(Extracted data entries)
= = = = = = =

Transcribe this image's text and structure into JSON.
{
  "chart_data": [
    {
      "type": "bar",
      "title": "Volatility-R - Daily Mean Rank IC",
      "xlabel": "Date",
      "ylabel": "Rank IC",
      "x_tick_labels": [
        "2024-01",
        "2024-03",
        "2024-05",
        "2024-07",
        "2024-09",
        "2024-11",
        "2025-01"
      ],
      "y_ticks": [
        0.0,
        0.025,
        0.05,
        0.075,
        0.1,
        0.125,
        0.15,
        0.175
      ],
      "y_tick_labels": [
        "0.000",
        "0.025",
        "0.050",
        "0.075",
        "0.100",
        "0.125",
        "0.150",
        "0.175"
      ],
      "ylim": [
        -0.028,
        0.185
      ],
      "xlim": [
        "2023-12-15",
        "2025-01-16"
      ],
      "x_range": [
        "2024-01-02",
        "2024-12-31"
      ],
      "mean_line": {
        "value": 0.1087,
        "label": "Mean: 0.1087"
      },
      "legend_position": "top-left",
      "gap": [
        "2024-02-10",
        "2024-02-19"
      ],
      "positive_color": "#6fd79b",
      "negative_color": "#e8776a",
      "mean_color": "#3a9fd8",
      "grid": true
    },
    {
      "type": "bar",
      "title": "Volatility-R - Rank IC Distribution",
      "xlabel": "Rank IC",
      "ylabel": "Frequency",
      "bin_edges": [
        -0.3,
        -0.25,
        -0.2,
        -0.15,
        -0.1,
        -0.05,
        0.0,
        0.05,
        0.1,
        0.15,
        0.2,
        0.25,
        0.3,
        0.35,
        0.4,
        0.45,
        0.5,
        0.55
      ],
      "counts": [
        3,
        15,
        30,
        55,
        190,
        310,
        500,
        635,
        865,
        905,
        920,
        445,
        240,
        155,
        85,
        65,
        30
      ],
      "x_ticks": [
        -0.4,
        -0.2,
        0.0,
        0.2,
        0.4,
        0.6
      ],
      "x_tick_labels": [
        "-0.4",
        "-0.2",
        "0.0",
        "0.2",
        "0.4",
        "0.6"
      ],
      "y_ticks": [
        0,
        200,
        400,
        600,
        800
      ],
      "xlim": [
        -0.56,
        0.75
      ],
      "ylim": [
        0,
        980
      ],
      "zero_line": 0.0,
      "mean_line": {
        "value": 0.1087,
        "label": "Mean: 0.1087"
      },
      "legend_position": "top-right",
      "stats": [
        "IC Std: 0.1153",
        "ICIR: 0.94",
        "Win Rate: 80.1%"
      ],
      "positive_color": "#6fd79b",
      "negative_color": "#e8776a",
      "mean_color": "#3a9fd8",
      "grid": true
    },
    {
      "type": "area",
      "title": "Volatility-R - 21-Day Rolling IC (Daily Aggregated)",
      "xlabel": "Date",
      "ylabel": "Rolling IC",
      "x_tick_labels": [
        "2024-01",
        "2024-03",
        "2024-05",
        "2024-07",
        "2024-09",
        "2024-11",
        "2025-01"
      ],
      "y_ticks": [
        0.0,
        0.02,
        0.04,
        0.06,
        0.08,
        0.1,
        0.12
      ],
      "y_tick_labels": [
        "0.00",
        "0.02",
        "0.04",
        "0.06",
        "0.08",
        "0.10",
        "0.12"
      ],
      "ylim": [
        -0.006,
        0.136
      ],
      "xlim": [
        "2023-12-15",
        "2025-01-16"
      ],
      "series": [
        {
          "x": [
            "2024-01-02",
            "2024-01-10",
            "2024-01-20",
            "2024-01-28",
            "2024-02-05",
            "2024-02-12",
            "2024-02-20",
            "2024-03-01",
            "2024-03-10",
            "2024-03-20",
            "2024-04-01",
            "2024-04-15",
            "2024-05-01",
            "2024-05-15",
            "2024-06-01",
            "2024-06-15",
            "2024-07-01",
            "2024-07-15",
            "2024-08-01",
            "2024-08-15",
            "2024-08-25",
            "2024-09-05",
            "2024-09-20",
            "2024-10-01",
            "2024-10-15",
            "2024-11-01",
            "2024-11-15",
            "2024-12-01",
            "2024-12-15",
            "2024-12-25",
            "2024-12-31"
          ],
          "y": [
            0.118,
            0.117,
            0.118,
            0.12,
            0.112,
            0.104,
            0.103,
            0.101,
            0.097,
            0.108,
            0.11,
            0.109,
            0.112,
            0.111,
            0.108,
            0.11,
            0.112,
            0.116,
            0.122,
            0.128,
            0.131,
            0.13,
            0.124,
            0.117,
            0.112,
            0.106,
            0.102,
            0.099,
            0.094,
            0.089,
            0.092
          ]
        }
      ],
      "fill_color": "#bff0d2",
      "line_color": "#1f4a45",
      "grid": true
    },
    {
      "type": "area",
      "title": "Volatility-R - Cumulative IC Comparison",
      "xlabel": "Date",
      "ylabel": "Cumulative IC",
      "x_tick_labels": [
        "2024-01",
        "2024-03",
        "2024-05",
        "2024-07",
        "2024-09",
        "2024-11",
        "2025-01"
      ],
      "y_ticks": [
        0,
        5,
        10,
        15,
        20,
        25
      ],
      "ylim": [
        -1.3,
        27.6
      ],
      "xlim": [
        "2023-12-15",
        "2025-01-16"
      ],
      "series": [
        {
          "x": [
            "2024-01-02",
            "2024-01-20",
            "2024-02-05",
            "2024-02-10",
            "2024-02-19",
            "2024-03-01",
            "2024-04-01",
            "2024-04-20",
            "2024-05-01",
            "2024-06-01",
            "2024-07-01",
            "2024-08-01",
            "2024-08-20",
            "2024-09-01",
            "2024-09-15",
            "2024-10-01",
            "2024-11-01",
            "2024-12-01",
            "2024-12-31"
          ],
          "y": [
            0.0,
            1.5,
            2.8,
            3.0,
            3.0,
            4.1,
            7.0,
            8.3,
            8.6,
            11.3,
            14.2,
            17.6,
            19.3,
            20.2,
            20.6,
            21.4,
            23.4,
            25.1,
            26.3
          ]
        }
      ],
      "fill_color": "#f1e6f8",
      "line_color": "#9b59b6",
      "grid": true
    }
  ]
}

= = = = = = =

Written task — Return every entry exactly as given.

Written solution —
Transcribe this image's text and structure into JSON.
{
  "chart_data": [
    {
      "type": "bar",
      "title": "Volatility-R - Daily Mean Rank IC",
      "xlabel": "Date",
      "ylabel": "Rank IC",
      "x_tick_labels": [
        "2024-01",
        "2024-03",
        "2024-05",
        "2024-07",
        "2024-09",
        "2024-11",
        "2025-01"
      ],
      "y_ticks": [
        0.0,
        0.025,
        0.05,
        0.075,
        0.1,
        0.125,
        0.15,
        0.175
      ],
      "y_tick_labels": [
        "0.000",
        "0.025",
        "0.050",
        "0.075",
        "0.100",
        "0.125",
        "0.150",
        "0.175"
      ],
      "ylim": [
        -0.028,
        0.185
      ],
      "xlim": [
        "2023-12-15",
        "2025-01-16"
      ],
      "x_range": [
        "2024-01-02",
        "2024-12-31"
      ],
      "mean_line": {
        "value": 0.1087,
        "label": "Mean: 0.1087"
      },
      "legend_position": "top-left",
      "gap": [
        "2024-02-10",
        "2024-02-19"
      ],
      "positive_color": "#6fd79b",
      "negative_color": "#e8776a",
      "mean_color": "#3a9fd8",
      "grid": true
    },
    {
      "type": "bar",
      "title": "Volatility-R - Rank IC Distribution",
      "xlabel": "Rank IC",
      "ylabel": "Frequency",
      "bin_edges": [
        -0.3,
        -0.25,
        -0.2,
        -0.15,
        -0.1,
        -0.05,
        0.0,
        0.05,
        0.1,
        0.15,
        0.2,
        0.25,
        0.3,
        0.35,
        0.4,
        0.45,
        0.5,
        0.55
      ],
      "counts": [
        3,
        15,
        30,
        55,
        190,
        310,
        500,
        635,
        865,
        905,
        920,
        445,
        240,
        155,
        85,
        65,
        30
      ],
      "x_ticks": [
        -0.4,
        -0.2,
        0.0,
        0.2,
        0.4,
        0.6
      ],
      "x_tick_labels": [
        "-0.4",
        "-0.2",
        "0.0",
        "0.2",
        "0.4",
        "0.6"
      ],
      "y_ticks": [
        0,
        200,
        400,
        600,
        800
      ],
      "xlim": [
        -0.56,
        0.75
      ],
      "ylim": [
        0,
        980
      ],
      "zero_line": 0.0,
      "mean_line": {
        "value": 0.1087,
        "label": "Mean: 0.1087"
      },
      "legend_position": "top-right",
      "stats": [
        "IC Std: 0.1153",
        "ICIR: 0.94",
        "Win Rate: 80.1%"
      ],
      "positive_color": "#6fd79b",
      "negative_color": "#e8776a",
      "mean_color": "#3a9fd8",
      "grid": true
    },
    {
      "type": "area",
      "title": "Volatility-R - 21-Day Rolling IC (Daily Aggregated)",
      "xlabel": "Date",
      "ylabel": "Rolling IC",
      "x_tick_labels": [
        "2024-01",
        "2024-03",
        "2024-05",
        "2024-07",
        "2024-09",
        "2024-11",
        "2025-01"
      ],
      "y_ticks": [
        0.0,
        0.02,
        0.04,
        0.06,
        0.08,
        0.1,
        0.12
      ],
      "y_tick_labels": [
        "0.00",
        "0.02",
        "0.04",
        "0.06",
        "0.08",
        "0.10",
        "0.12"
      ],
      "ylim": [
        -0.006,
        0.136
      ],
      "xlim": [
        "2023-12-15",
        "2025-01-16"
      ],
      "series": [
        {
          "x": [
            "2024-01-02",
            "2024-01-10",
            "2024-01-20",
            "2024-01-28",
            "2024-02-05",
            "2024-02-12",
            "2024-02-20",
            "2024-03-01",
            "2024-03-10",
            "2024-03-20",
            "2024-04-01",
            "2024-04-15",
            "2024-05-01",
            "2024-05-15",
            "2024-06-01",
            "2024-06-15",
            "2024-07-01",
            "2024-07-15",
            "2024-08-01",
            "2024-08-15",
            "2024-08-25",
            "2024-09-05",
            "2024-09-20",
            "2024-10-01",
            "2024-10-15",
            "2024-11-01",
            "2024-11-15",
            "2024-12-01",
            "2024-12-15",
            "2024-12-25",
            "2024-12-31"
          ],
          "y": [
            0.118,
            0.117,
            0.118,
            0.12,
            0.112,
            0.104,
            0.103,
            0.101,
            0.097,
            0.108,
            0.11,
            0.109,
            0.112,
            0.111,
            0.108,
            0.11,
            0.112,
            0.116,
            0.122,
            0.128,
            0.131,
            0.13,
            0.124,
            0.117,
            0.112,
            0.106,
            0.102,
            0.099,
            0.094,
            0.089,
            0.092
          ]
        }
      ],
      "fill_color": "#bff0d2",
      "line_color": "#1f4a45",
      "grid": true
    },
    {
      "type": "area",
      "title": "Volatility-R - Cumulative IC Comparison",
      "xlabel": "Date",
      "ylabel": "Cumulative IC",
      "x_tick_labels": [
        "2024-01",
        "2024-03",
        "2024-05",
        "2024-07",
        "2024-09",
        "2024-11",
        "2025-01"
      ],
      "y_ticks": [
        0,
        5,
        10,
        15,
        20,
        25
      ],
      "ylim": [
        -1.3,
        27.6
      ],
      "xlim": [
        "2023-12-15",
        "2025-01-16"
      ],
      "series": [
        {
          "x": [
            "2024-01-02",
            "2024-01-20",
            "2024-02-05",
            "2024-02-10",
            "2024-02-19",
            "2024-03-01",
            "2024-04-01",
            "2024-04-20",
            "2024-05-01",
            "2024-06-01",
            "2024-07-01",
            "2024-08-01",
            "2024-08-20",
            "2024-09-01",
            "2024-09-15",
            "2024-10-01",
            "2024-11-01",
            "2024-12-01",
            "2024-12-31"
          ],
          "y": [
            0.0,
            1.5,
            2.8,
            3.0,
            3.0,
            4.1,
            7.0,
            8.3,
            8.6,
            11.3,
            14.2,
            17.6,
            19.3,
            20.2,
            20.6,
            21.4,
            23.4,
            25.1,
            26.3
          ]
        }
      ],
      "fill_color": "#f1e6f8",
      "line_color": "#9b59b6",
      "grid": true
    }
  ]
}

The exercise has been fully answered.